- INSTRUCTION
Print all of the entries exactly, minus the pictures.

- AVAILABLE RECORDS
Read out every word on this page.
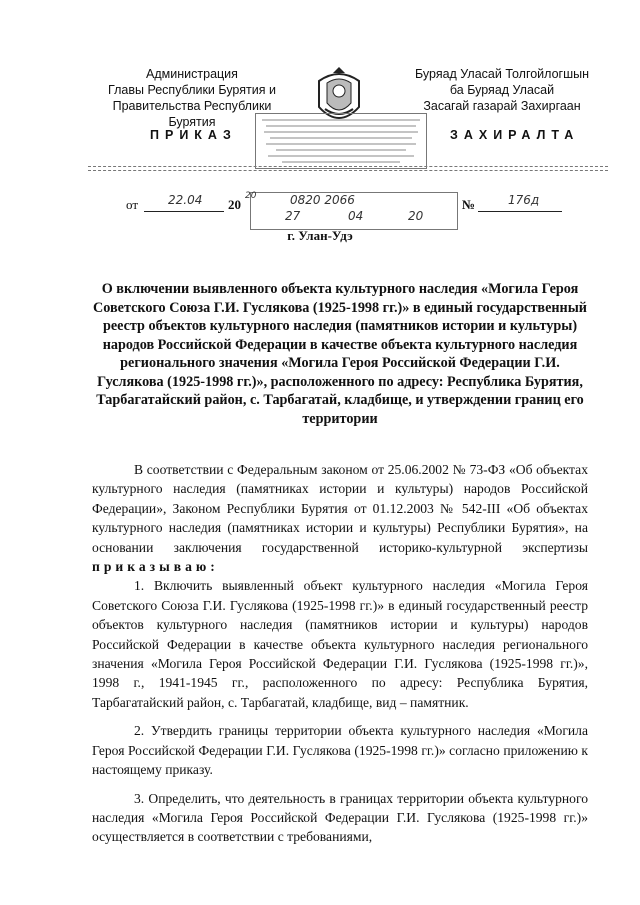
Администрация
Главы Республики Бурятия и
Правительства Республики Бурятия
Буряад Уласай Толгойлогшын
ба Буряад Уласай
Засагай газарай Захиргаан
ПРИКАЗ	ЗАХИРАЛТА
от 22.04 20
20	0820 2066	№	176д
27	04	20
г. Улан-Удэ
О включении выявленного объекта культурного наследия «Могила Героя Советского Союза Г.И. Гуслякова (1925-1998 гг.)» в единый государственный реестр объектов культурного наследия (памятников истории и культуры) народов Российской Федерации в качестве объекта культурного наследия регионального значения «Могила Героя Российской Федерации Г.И. Гуслякова (1925-1998 гг.)», расположенного по адресу: Республика Бурятия, Тарбагатайский район, с. Тарбагатай, кладбище, и утверждении границ его территории

В соответствии с Федеральным законом от 25.06.2002 № 73-ФЗ «Об объектах культурного наследия (памятниках истории и культуры) народов Российской Федерации», Законом Республики Бурятия от 01.12.2003 № 542-III «Об объектах культурного наследия (памятниках истории и культуры) Республики Бурятия», на основании заключения государственной историко-культурной экспертизы приказываю:

1. Включить выявленный объект культурного наследия «Могила Героя Советского Союза Г.И. Гуслякова (1925-1998 гг.)» в единый государственный реестр объектов культурного наследия (памятников истории и культуры) народов Российской Федерации в качестве объекта культурного наследия регионального значения «Могила Героя Российской Федерации Г.И. Гуслякова (1925-1998 гг.)», 1998 г., 1941-1945 гг., расположенного по адресу: Республика Бурятия, Тарбагатайский район, с. Тарбагатай, кладбище, вид – памятник.

2. Утвердить границы территории объекта культурного наследия «Могила Героя Российской Федерации Г.И. Гуслякова (1925-1998 гг.)» согласно приложению к настоящему приказу.

3. Определить, что деятельность в границах территории объекта культурного наследия «Могила Героя Российской Федерации Г.И. Гуслякова (1925-1998 гг.)» осуществляется в соответствии с требованиями,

- RIGHT ANSWER
Read out every word on this page.
Администрация
Главы Республики Бурятия и
Правительства Республики Бурятия
Буряад Уласай Толгойлогшын
ба Буряад Уласай
Засагай газарай Захиргаан
ПРИКАЗ	ЗАХИРАЛТА
от 22.04 20
20	0820 2066	№	176д
27	04	20
г. Улан-Удэ
О включении выявленного объекта культурного наследия «Могила Героя Советского Союза Г.И. Гуслякова (1925-1998 гг.)» в единый государственный реестр объектов культурного наследия (памятников истории и культуры) народов Российской Федерации в качестве объекта культурного наследия регионального значения «Могила Героя Российской Федерации Г.И. Гуслякова (1925-1998 гг.)», расположенного по адресу: Республика Бурятия, Тарбагатайский район, с. Тарбагатай, кладбище, и утверждении границ его территории

В соответствии с Федеральным законом от 25.06.2002 № 73-ФЗ «Об объектах культурного наследия (памятниках истории и культуры) народов Российской Федерации», Законом Республики Бурятия от 01.12.2003 № 542-III «Об объектах культурного наследия (памятниках истории и культуры) Республики Бурятия», на основании заключения государственной историко-культурной экспертизы приказываю:

1. Включить выявленный объект культурного наследия «Могила Героя Советского Союза Г.И. Гуслякова (1925-1998 гг.)» в единый государственный реестр объектов культурного наследия (памятников истории и культуры) народов Российской Федерации в качестве объекта культурного наследия регионального значения «Могила Героя Российской Федерации Г.И. Гуслякова (1925-1998 гг.)», 1998 г., 1941-1945 гг., расположенного по адресу: Республика Бурятия, Тарбагатайский район, с. Тарбагатай, кладбище, вид – памятник.

2. Утвердить границы территории объекта культурного наследия «Могила Героя Российской Федерации Г.И. Гуслякова (1925-1998 гг.)» согласно приложению к настоящему приказу.

3. Определить, что деятельность в границах территории объекта культурного наследия «Могила Героя Российской Федерации Г.И. Гуслякова (1925-1998 гг.)» осуществляется в соответствии с требованиями,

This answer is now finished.